# Activity
Once you have read the listing, write it all out exactly.
══ Study material
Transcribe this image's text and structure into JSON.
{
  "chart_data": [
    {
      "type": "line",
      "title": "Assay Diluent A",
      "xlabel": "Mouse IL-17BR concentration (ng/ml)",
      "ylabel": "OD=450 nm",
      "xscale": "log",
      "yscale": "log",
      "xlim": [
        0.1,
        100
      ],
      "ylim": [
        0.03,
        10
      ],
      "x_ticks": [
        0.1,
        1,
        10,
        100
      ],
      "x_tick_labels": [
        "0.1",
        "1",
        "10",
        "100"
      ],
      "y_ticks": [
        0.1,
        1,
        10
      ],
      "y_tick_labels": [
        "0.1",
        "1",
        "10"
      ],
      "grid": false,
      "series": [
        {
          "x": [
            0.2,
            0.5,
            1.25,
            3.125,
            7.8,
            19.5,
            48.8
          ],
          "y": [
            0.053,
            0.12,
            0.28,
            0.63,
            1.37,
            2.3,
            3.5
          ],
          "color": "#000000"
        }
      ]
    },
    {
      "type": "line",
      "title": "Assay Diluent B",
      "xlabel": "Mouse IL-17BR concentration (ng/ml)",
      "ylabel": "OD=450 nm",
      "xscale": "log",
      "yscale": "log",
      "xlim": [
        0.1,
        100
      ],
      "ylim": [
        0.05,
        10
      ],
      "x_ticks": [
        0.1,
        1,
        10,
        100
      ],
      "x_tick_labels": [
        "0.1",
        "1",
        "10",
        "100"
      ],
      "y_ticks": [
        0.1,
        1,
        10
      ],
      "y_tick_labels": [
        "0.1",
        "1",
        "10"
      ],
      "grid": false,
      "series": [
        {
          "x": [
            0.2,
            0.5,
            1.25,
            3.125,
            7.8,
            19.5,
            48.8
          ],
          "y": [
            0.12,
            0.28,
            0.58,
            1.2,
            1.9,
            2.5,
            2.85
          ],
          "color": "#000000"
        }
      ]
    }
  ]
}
════
# Task solution
Transcribe this image's text and structure into JSON.
{
  "chart_data": [
    {
      "type": "line",
      "title": "Assay Diluent A",
      "xlabel": "Mouse IL-17BR concentration (ng/ml)",
      "ylabel": "OD=450 nm",
      "xscale": "log",
      "yscale": "log",
      "xlim": [
        0.1,
        100
      ],
      "ylim": [
        0.03,
        10
      ],
      "x_ticks": [
        0.1,
        1,
        10,
        100
      ],
      "x_tick_labels": [
        "0.1",
        "1",
        "10",
        "100"
      ],
      "y_ticks": [
        0.1,
        1,
        10
      ],
      "y_tick_labels": [
        "0.1",
        "1",
        "10"
      ],
      "grid": false,
      "series": [
        {
          "x": [
            0.2,
            0.5,
            1.25,
            3.125,
            7.8,
            19.5,
            48.8
          ],
          "y": [
            0.053,
            0.12,
            0.28,
            0.63,
            1.37,
            2.3,
            3.5
          ],
          "color": "#000000"
        }
      ]
    },
    {
      "type": "line",
      "title": "Assay Diluent B",
      "xlabel": "Mouse IL-17BR concentration (ng/ml)",
      "ylabel": "OD=450 nm",
      "xscale": "log",
      "yscale": "log",
      "xlim": [
        0.1,
        100
      ],
      "ylim": [
        0.05,
        10
      ],
      "x_ticks": [
        0.1,
        1,
        10,
        100
      ],
      "x_tick_labels": [
        "0.1",
        "1",
        "10",
        "100"
      ],
      "y_ticks": [
        0.1,
        1,
        10
      ],
      "y_tick_labels": [
        "0.1",
        "1",
        "10"
      ],
      "grid": false,
      "series": [
        {
          "x": [
            0.2,
            0.5,
            1.25,
            3.125,
            7.8,
            19.5,
            48.8
          ],
          "y": [
            0.12,
            0.28,
            0.58,
            1.2,
            1.9,
            2.5,
            2.85
          ],
          "color": "#000000"
        }
      ]
    }
  ]
}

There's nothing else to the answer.